GOAL> In the records that follow, show each line where the word "Output" is present.

** start of STORED RECORDS **

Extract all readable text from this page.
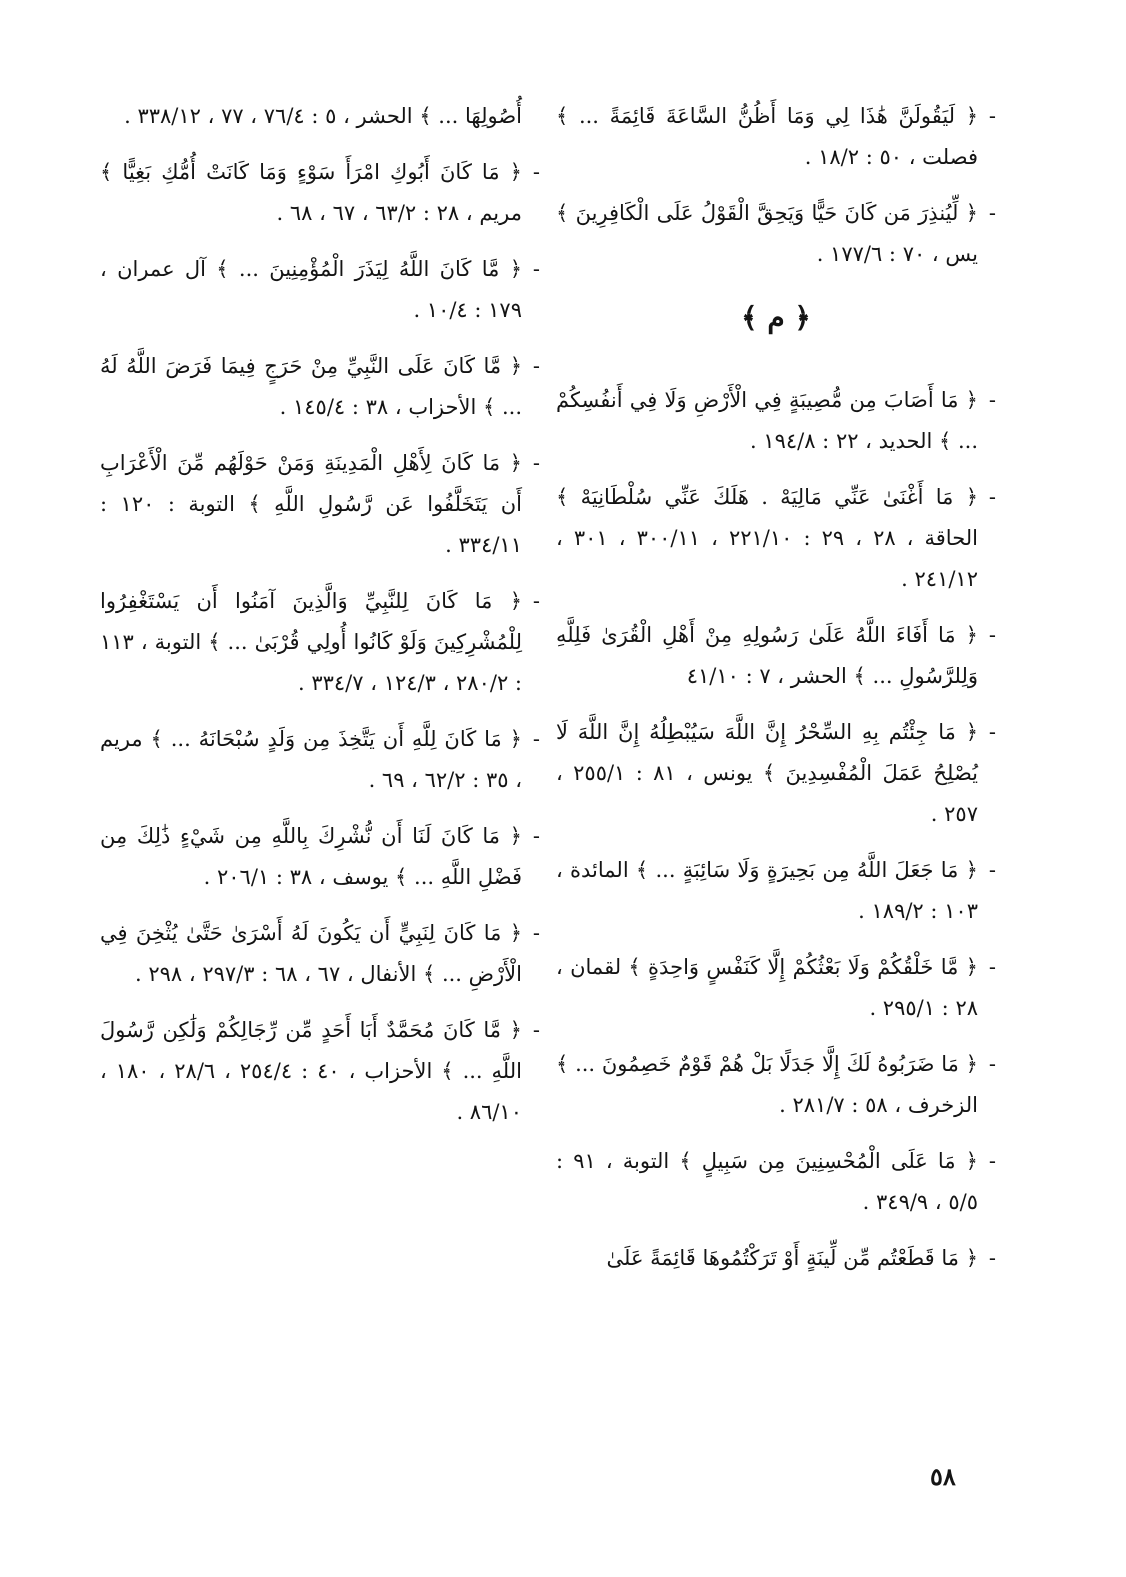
-
﴿ لَيَقُولَنَّ هَٰذَا لِي وَمَا أَظُنُّ السَّاعَةَ قَائِمَةً ... ﴾ فصلت ، ٥٠ : ١٨/٢ .
-
﴿ لِّيُنذِرَ مَن كَانَ حَيًّا وَيَحِقَّ الْقَوْلُ عَلَى الْكَافِرِينَ ﴾ يس ، ٧٠ : ١٧٧/٦ .
﴿ م ﴾
-
﴿ مَا أَصَابَ مِن مُّصِيبَةٍ فِي الْأَرْضِ وَلَا فِي أَنفُسِكُمْ ... ﴾ الحديد ، ٢٢ : ١٩٤/٨ .
-
﴿ مَا أَغْنَىٰ عَنِّي مَالِيَهْ . هَلَكَ عَنِّي سُلْطَانِيَهْ ﴾ الحاقة ، ٢٨ ، ٢٩ : ٢٢١/١٠ ، ٣٠٠/١١ ، ٣٠١ ، ٢٤١/١٢ .
-
﴿ مَا أَفَاءَ اللَّهُ عَلَىٰ رَسُولِهِ مِنْ أَهْلِ الْقُرَىٰ فَلِلَّهِ وَلِلرَّسُولِ ... ﴾ الحشر ، ٧ : ٤١/١٠
-
﴿ مَا جِئْتُم بِهِ السِّحْرُ إِنَّ اللَّهَ سَيُبْطِلُهُ إِنَّ اللَّهَ لَا يُصْلِحُ عَمَلَ الْمُفْسِدِينَ ﴾ يونس ، ٨١ : ٢٥٥/١ ، ٢٥٧ .
-
﴿ مَا جَعَلَ اللَّهُ مِن بَحِيرَةٍ وَلَا سَائِبَةٍ ... ﴾ المائدة ، ١٠٣ : ١٨٩/٢ .
-
﴿ مَّا خَلْقُكُمْ وَلَا بَعْثُكُمْ إِلَّا كَنَفْسٍ وَاحِدَةٍ ﴾ لقمان ، ٢٨ : ٢٩٥/١ .
-
﴿ مَا ضَرَبُوهُ لَكَ إِلَّا جَدَلًا بَلْ هُمْ قَوْمٌ خَصِمُونَ ... ﴾ الزخرف ، ٥٨ : ٢٨١/٧ .
-
﴿ مَا عَلَى الْمُحْسِنِينَ مِن سَبِيلٍ ﴾ التوبة ، ٩١ : ٥/٥ ، ٣٤٩/٩ .
-
﴿ مَا قَطَعْتُم مِّن لِّينَةٍ أَوْ تَرَكْتُمُوهَا قَائِمَةً عَلَىٰ
أُصُولِهَا ... ﴾ الحشر ، ٥ : ٧٦/٤ ، ٧٧ ، ٣٣٨/١٢ .
-
﴿ مَا كَانَ أَبُوكِ امْرَأَ سَوْءٍ وَمَا كَانَتْ أُمُّكِ بَغِيًّا ﴾ مريم ، ٢٨ : ٦٣/٢ ، ٦٧ ، ٦٨ .
-
﴿ مَّا كَانَ اللَّهُ لِيَذَرَ الْمُؤْمِنِينَ ... ﴾ آل عمران ، ١٧٩ : ١٠/٤ .
-
﴿ مَّا كَانَ عَلَى النَّبِيِّ مِنْ حَرَجٍ فِيمَا فَرَضَ اللَّهُ لَهُ ... ﴾ الأحزاب ، ٣٨ : ١٤٥/٤ .
-
﴿ مَا كَانَ لِأَهْلِ الْمَدِينَةِ وَمَنْ حَوْلَهُم مِّنَ الْأَعْرَابِ أَن يَتَخَلَّفُوا عَن رَّسُولِ اللَّهِ ﴾ التوبة : ١٢٠ : ٣٣٤/١١ .
-
﴿ مَا كَانَ لِلنَّبِيِّ وَالَّذِينَ آمَنُوا أَن يَسْتَغْفِرُوا لِلْمُشْرِكِينَ وَلَوْ كَانُوا أُولِي قُرْبَىٰ ... ﴾ التوبة ، ١١٣ : ٢٨٠/٢ ، ١٢٤/٣ ، ٣٣٤/٧ .
-
﴿ مَا كَانَ لِلَّهِ أَن يَتَّخِذَ مِن وَلَدٍ سُبْحَانَهُ ... ﴾ مريم ، ٣٥ : ٦٢/٢ ، ٦٩ .
-
﴿ مَا كَانَ لَنَا أَن نُّشْرِكَ بِاللَّهِ مِن شَيْءٍ ذَٰلِكَ مِن فَضْلِ اللَّهِ ... ﴾ يوسف ، ٣٨ : ٢٠٦/١ .
-
﴿ مَا كَانَ لِنَبِيٍّ أَن يَكُونَ لَهُ أَسْرَىٰ حَتَّىٰ يُثْخِنَ فِي الْأَرْضِ ... ﴾ الأنفال ، ٦٧ ، ٦٨ : ٢٩٧/٣ ، ٢٩٨ .
-
﴿ مَّا كَانَ مُحَمَّدٌ أَبَا أَحَدٍ مِّن رِّجَالِكُمْ وَلَٰكِن رَّسُولَ اللَّهِ ... ﴾ الأحزاب ، ٤٠ : ٢٥٤/٤ ، ٢٨/٦ ، ١٨٠ ، ٨٦/١٠ .
٥٨
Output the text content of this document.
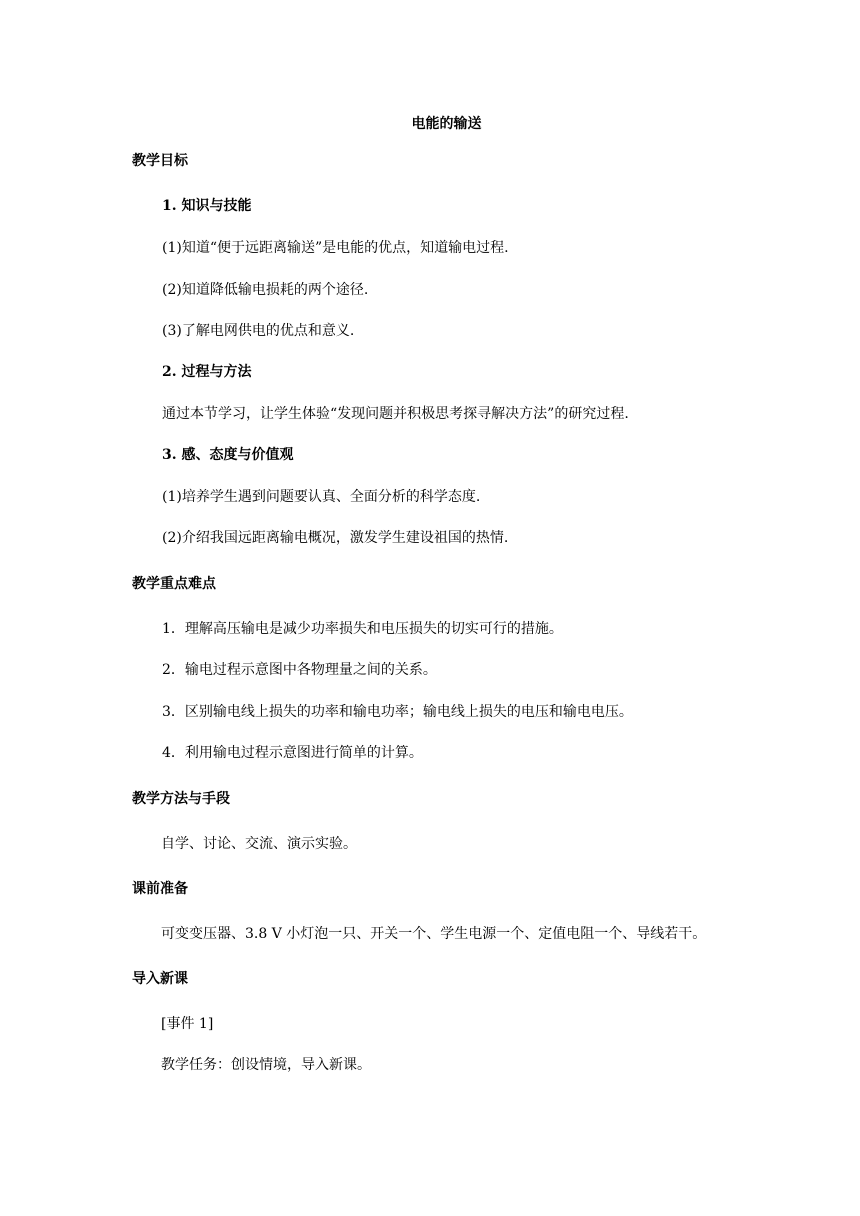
电能的输送
教学目标
1. 知识与技能
(1)知道“便于远距离输送”是电能的优点，知道输电过程.
(2)知道降低输电损耗的两个途径.
(3)了解电网供电的优点和意义.
2. 过程与方法
通过本节学习，让学生体验“发现问题并积极思考探寻解决方法”的研究过程.
3. 感、态度与价值观
(1)培养学生遇到问题要认真、全面分析的科学态度.
(2)介绍我国远距离输电概况，激发学生建设祖国的热情.
教学重点难点
1．理解高压输电是减少功率损失和电压损失的切实可行的措施。
2．输电过程示意图中各物理量之间的关系。
3．区别输电线上损失的功率和输电功率；输电线上损失的电压和输电电压。
4．利用输电过程示意图进行简单的计算。
教学方法与手段
自学、讨论、交流、演示实验。
课前准备
可变变压器、3.8 V 小灯泡一只、开关一个、学生电源一个、定值电阻一个、导线若干。
导入新课
[事件 1]
教学任务：创设情境，导入新课。
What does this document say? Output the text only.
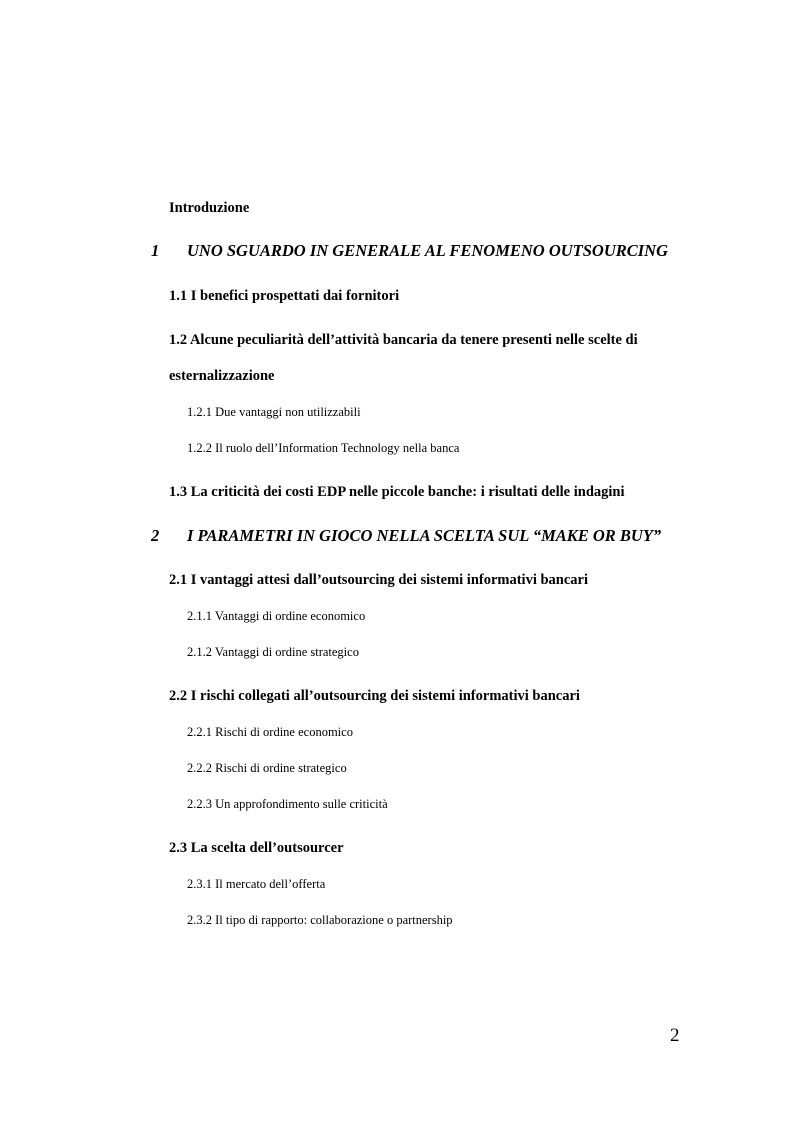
Introduzione
1 UNO SGUARDO IN GENERALE AL FENOMENO OUTSOURCING
1.1 I benefici prospettati dai fornitori
1.2 Alcune peculiarità dell’attività bancaria da tenere presenti nelle scelte di
esternalizzazione
1.2.1 Due vantaggi non utilizzabili
1.2.2 Il ruolo dell’Information Technology nella banca
1.3 La criticità dei costi EDP nelle piccole banche: i risultati delle indagini
2 I PARAMETRI IN GIOCO NELLA SCELTA SUL “MAKE OR BUY”
2.1 I vantaggi attesi dall’outsourcing dei sistemi informativi bancari
2.1.1 Vantaggi di ordine economico
2.1.2 Vantaggi di ordine strategico
2.2 I rischi collegati all’outsourcing dei sistemi informativi bancari
2.2.1 Rischi di ordine economico
2.2.2 Rischi di ordine strategico
2.2.3 Un approfondimento sulle criticità
2.3 La scelta dell’outsourcer
2.3.1 Il mercato dell’offerta
2.3.2 Il tipo di rapporto: collaborazione o partnership
2
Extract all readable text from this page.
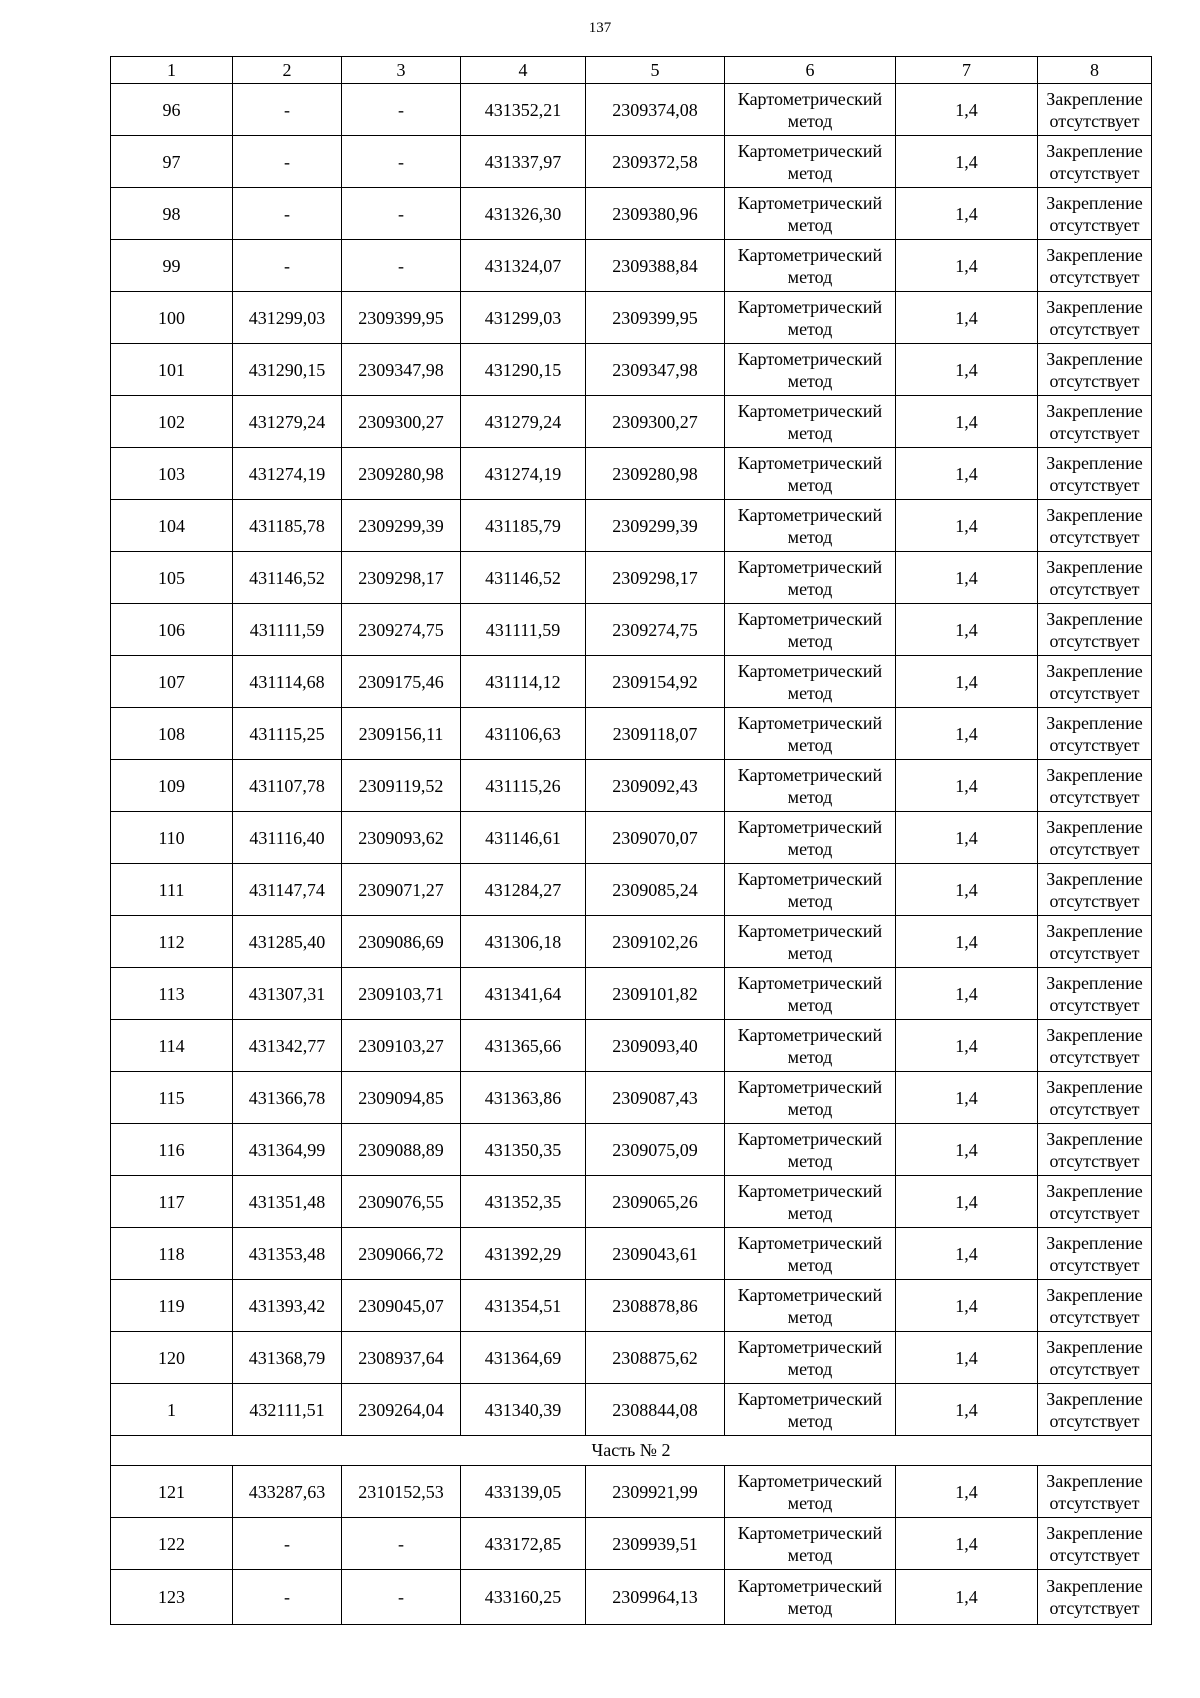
137
1	2	3	4	5	6	7	8
96	-	-	431352,21	2309374,08	Картометрический метод	1,4	Закрепление отсутствует
97	-	-	431337,97	2309372,58	Картометрический метод	1,4	Закрепление отсутствует
98	-	-	431326,30	2309380,96	Картометрический метод	1,4	Закрепление отсутствует
99	-	-	431324,07	2309388,84	Картометрический метод	1,4	Закрепление отсутствует
100	431299,03	2309399,95	431299,03	2309399,95	Картометрический метод	1,4	Закрепление отсутствует
101	431290,15	2309347,98	431290,15	2309347,98	Картометрический метод	1,4	Закрепление отсутствует
102	431279,24	2309300,27	431279,24	2309300,27	Картометрический метод	1,4	Закрепление отсутствует
103	431274,19	2309280,98	431274,19	2309280,98	Картометрический метод	1,4	Закрепление отсутствует
104	431185,78	2309299,39	431185,79	2309299,39	Картометрический метод	1,4	Закрепление отсутствует
105	431146,52	2309298,17	431146,52	2309298,17	Картометрический метод	1,4	Закрепление отсутствует
106	431111,59	2309274,75	431111,59	2309274,75	Картометрический метод	1,4	Закрепление отсутствует
107	431114,68	2309175,46	431114,12	2309154,92	Картометрический метод	1,4	Закрепление отсутствует
108	431115,25	2309156,11	431106,63	2309118,07	Картометрический метод	1,4	Закрепление отсутствует
109	431107,78	2309119,52	431115,26	2309092,43	Картометрический метод	1,4	Закрепление отсутствует
110	431116,40	2309093,62	431146,61	2309070,07	Картометрический метод	1,4	Закрепление отсутствует
111	431147,74	2309071,27	431284,27	2309085,24	Картометрический метод	1,4	Закрепление отсутствует
112	431285,40	2309086,69	431306,18	2309102,26	Картометрический метод	1,4	Закрепление отсутствует
113	431307,31	2309103,71	431341,64	2309101,82	Картометрический метод	1,4	Закрепление отсутствует
114	431342,77	2309103,27	431365,66	2309093,40	Картометрический метод	1,4	Закрепление отсутствует
115	431366,78	2309094,85	431363,86	2309087,43	Картометрический метод	1,4	Закрепление отсутствует
116	431364,99	2309088,89	431350,35	2309075,09	Картометрический метод	1,4	Закрепление отсутствует
117	431351,48	2309076,55	431352,35	2309065,26	Картометрический метод	1,4	Закрепление отсутствует
118	431353,48	2309066,72	431392,29	2309043,61	Картометрический метод	1,4	Закрепление отсутствует
119	431393,42	2309045,07	431354,51	2308878,86	Картометрический метод	1,4	Закрепление отсутствует
120	431368,79	2308937,64	431364,69	2308875,62	Картометрический метод	1,4	Закрепление отсутствует
1	432111,51	2309264,04	431340,39	2308844,08	Картометрический метод	1,4	Закрепление отсутствует
Часть № 2							
121	433287,63	2310152,53	433139,05	2309921,99	Картометрический метод	1,4	Закрепление отсутствует
122	-	-	433172,85	2309939,51	Картометрический метод	1,4	Закрепление отсутствует
123	-	-	433160,25	2309964,13	Картометрический метод	1,4	Закрепление отсутствует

** end of STORED RECORDS **

IN RESPONSE>
Output the text content of this document.
What does this document say? Output the text only.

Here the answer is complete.